-------- LISTED ENTRIES --------

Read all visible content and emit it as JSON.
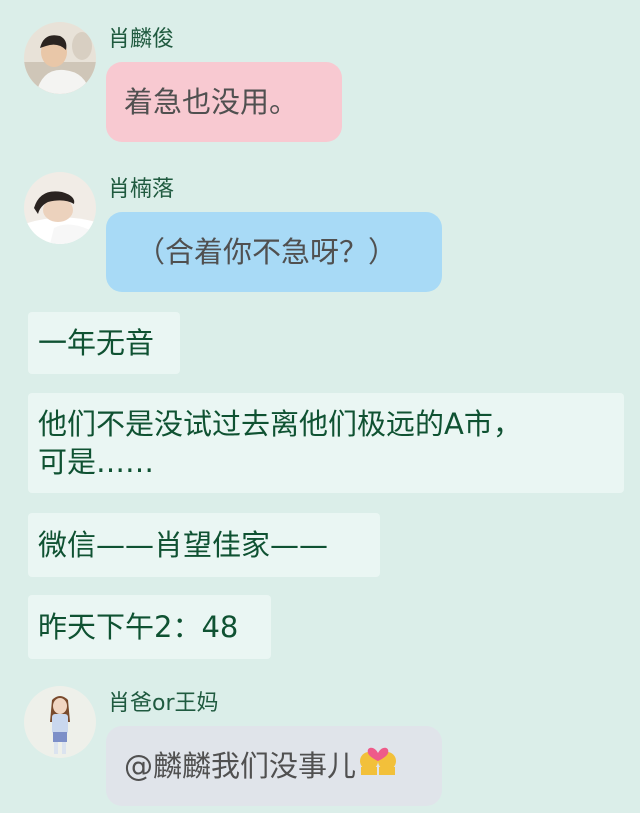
{
  "messages": [
    {
      "sender": "肖麟俊",
      "text": "着急也没用。",
      "avatar_icon": "man-resting-avatar",
      "bubble_color": "#f8c9d1"
    },
    {
      "sender": "肖楠落",
      "text": "（合着你不急呀？）",
      "avatar_icon": "man-lying-down-avatar",
      "bubble_color": "#a8daf6"
    },
    {
      "sender": "肖爸or王妈",
      "text": "@麟麟我们没事儿",
      "avatar_icon": "girl-illustration-avatar",
      "bubble_color": "#e0e4ea",
      "emoji": "couple-with-heart-emoji"
    }
  ],
  "narration": [
    "一年无音",
    "他们不是没试过去离他们极远的A市，",
    "可是……",
    "微信——肖望佳家——",
    "昨天下午2：48"
  ],
  "colors": {
    "background": "#dbeee9",
    "narration_bg": "#eaf6f3",
    "narration_text": "#0f5232",
    "name_text": "#1f5a3f"
  }
}
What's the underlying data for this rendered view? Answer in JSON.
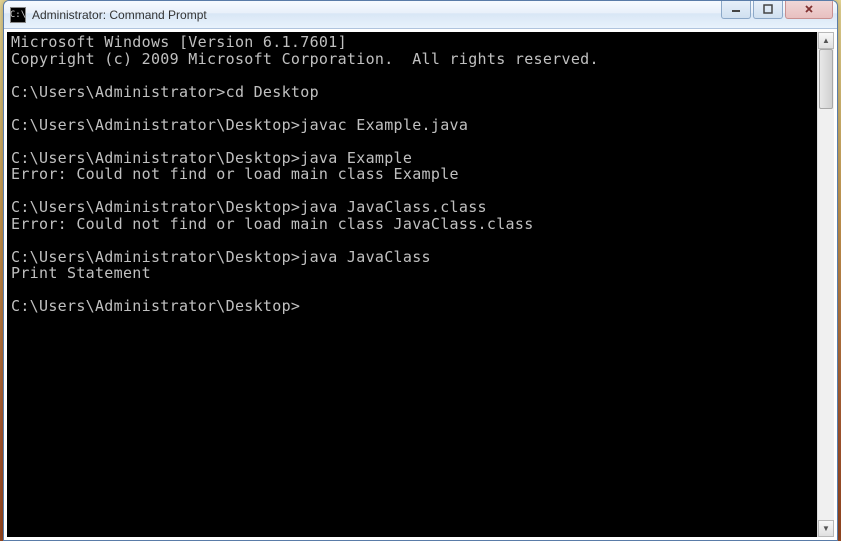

--------

** EXERCISE AIM **
Reproduce the listing word for word and omit its pictures.

** PROBLEM SOLUTION **
Read all visible content and emit it as JSON.
{
  "messages": [
    {
      "sender": "肖麟俊",
      "text": "着急也没用。",
      "avatar_icon": "man-resting-avatar",
      "bubble_color": "#f8c9d1"
    },
    {
      "sender": "肖楠落",
      "text": "（合着你不急呀？）",
      "avatar_icon": "man-lying-down-avatar",
      "bubble_color": "#a8daf6"
    },
    {
      "sender": "肖爸or王妈",
      "text": "@麟麟我们没事儿",
      "avatar_icon": "girl-illustration-avatar",
      "bubble_color": "#e0e4ea",
      "emoji": "couple-with-heart-emoji"
    }
  ],
  "narration": [
    "一年无音",
    "他们不是没试过去离他们极远的A市，",
    "可是……",
    "微信——肖望佳家——",
    "昨天下午2：48"
  ],
  "colors": {
    "background": "#dbeee9",
    "narration_bg": "#eaf6f3",
    "narration_text": "#0f5232",
    "name_text": "#1f5a3f"
  }
}
What's the underlying data for this rendered view? Answer in JSON.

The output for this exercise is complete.